## SELECTED EXTRACT

--- start ---

- Born: 1951 (age 74–75)
- Occupation: Author
- Known for: Military history

= Gordon Williamson (military author) =

British military historian and author

Gordon Williamson (born 1951) is a military history writer and author based in the United Kingdom. Williamson spent seven years with the Military Police in the British Territorial Army and, as of 2016, resides in Scotland. Williamson has written many books and other publications. Williamson's works focus primarily on German military forces during the Second World War.

Williamson has worked with several publishers, but is perhaps best known for his continuing partnership with Osprey Publishing, with whom he has produced over 40 books.

--- end ---

## DATA SECTION

--- start ---

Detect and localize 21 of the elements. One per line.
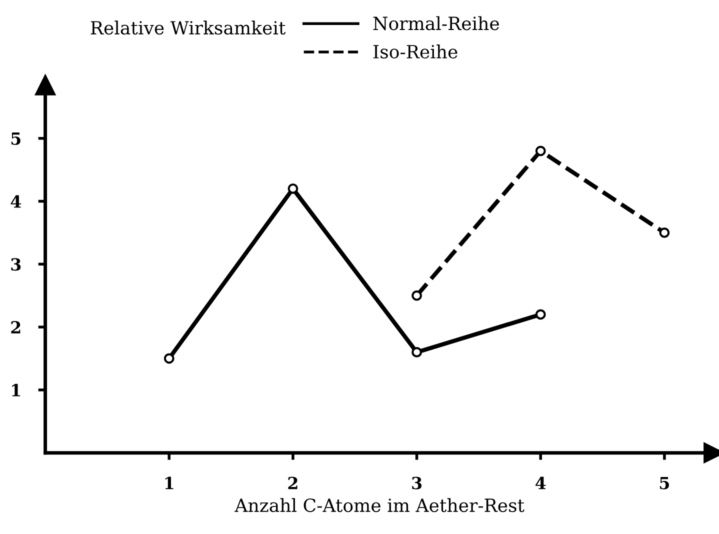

--- end ---

## EXERCISE OBJECTIVE
List the field labels in the summary at the top of the Gordon Williamson article. The data above is not needed for this.

## FINAL ANSWER
Born, Occupation, Known for